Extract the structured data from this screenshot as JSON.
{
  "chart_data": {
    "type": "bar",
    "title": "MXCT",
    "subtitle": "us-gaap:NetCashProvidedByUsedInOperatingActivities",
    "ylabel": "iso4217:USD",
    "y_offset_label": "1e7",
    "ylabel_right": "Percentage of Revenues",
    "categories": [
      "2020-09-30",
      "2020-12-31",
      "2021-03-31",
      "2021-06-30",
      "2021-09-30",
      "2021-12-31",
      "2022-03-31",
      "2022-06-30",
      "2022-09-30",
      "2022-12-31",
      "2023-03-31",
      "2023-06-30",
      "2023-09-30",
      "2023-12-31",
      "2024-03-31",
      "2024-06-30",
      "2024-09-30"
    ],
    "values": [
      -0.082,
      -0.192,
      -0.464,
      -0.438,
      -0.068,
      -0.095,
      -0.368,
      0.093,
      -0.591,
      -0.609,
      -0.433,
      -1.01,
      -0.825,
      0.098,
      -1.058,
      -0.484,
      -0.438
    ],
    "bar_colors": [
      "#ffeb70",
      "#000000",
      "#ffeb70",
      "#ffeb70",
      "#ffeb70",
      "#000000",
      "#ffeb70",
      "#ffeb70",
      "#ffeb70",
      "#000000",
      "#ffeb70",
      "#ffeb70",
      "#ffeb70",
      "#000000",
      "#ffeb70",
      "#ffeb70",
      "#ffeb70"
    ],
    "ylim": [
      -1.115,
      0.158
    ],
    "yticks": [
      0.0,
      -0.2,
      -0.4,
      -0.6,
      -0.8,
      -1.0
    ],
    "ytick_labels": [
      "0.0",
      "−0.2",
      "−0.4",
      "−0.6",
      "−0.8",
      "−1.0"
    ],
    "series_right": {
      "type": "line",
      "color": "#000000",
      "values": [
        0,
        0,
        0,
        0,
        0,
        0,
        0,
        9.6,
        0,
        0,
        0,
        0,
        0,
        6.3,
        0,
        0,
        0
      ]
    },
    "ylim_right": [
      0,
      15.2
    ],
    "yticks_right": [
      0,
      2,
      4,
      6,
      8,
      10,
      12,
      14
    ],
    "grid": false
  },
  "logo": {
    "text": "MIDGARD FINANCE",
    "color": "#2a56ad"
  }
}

● **Problem description**:
Write out all the records above again, exactly as they stand.

● **Response**:
Extract the structured data from this screenshot as JSON.
{
  "chart_data": {
    "type": "bar",
    "title": "MXCT",
    "subtitle": "us-gaap:NetCashProvidedByUsedInOperatingActivities",
    "ylabel": "iso4217:USD",
    "y_offset_label": "1e7",
    "ylabel_right": "Percentage of Revenues",
    "categories": [
      "2020-09-30",
      "2020-12-31",
      "2021-03-31",
      "2021-06-30",
      "2021-09-30",
      "2021-12-31",
      "2022-03-31",
      "2022-06-30",
      "2022-09-30",
      "2022-12-31",
      "2023-03-31",
      "2023-06-30",
      "2023-09-30",
      "2023-12-31",
      "2024-03-31",
      "2024-06-30",
      "2024-09-30"
    ],
    "values": [
      -0.082,
      -0.192,
      -0.464,
      -0.438,
      -0.068,
      -0.095,
      -0.368,
      0.093,
      -0.591,
      -0.609,
      -0.433,
      -1.01,
      -0.825,
      0.098,
      -1.058,
      -0.484,
      -0.438
    ],
    "bar_colors": [
      "#ffeb70",
      "#000000",
      "#ffeb70",
      "#ffeb70",
      "#ffeb70",
      "#000000",
      "#ffeb70",
      "#ffeb70",
      "#ffeb70",
      "#000000",
      "#ffeb70",
      "#ffeb70",
      "#ffeb70",
      "#000000",
      "#ffeb70",
      "#ffeb70",
      "#ffeb70"
    ],
    "ylim": [
      -1.115,
      0.158
    ],
    "yticks": [
      0.0,
      -0.2,
      -0.4,
      -0.6,
      -0.8,
      -1.0
    ],
    "ytick_labels": [
      "0.0",
      "−0.2",
      "−0.4",
      "−0.6",
      "−0.8",
      "−1.0"
    ],
    "series_right": {
      "type": "line",
      "color": "#000000",
      "values": [
        0,
        0,
        0,
        0,
        0,
        0,
        0,
        9.6,
        0,
        0,
        0,
        0,
        0,
        6.3,
        0,
        0,
        0
      ]
    },
    "ylim_right": [
      0,
      15.2
    ],
    "yticks_right": [
      0,
      2,
      4,
      6,
      8,
      10,
      12,
      14
    ],
    "grid": false
  },
  "logo": {
    "text": "MIDGARD FINANCE",
    "color": "#2a56ad"
  }
}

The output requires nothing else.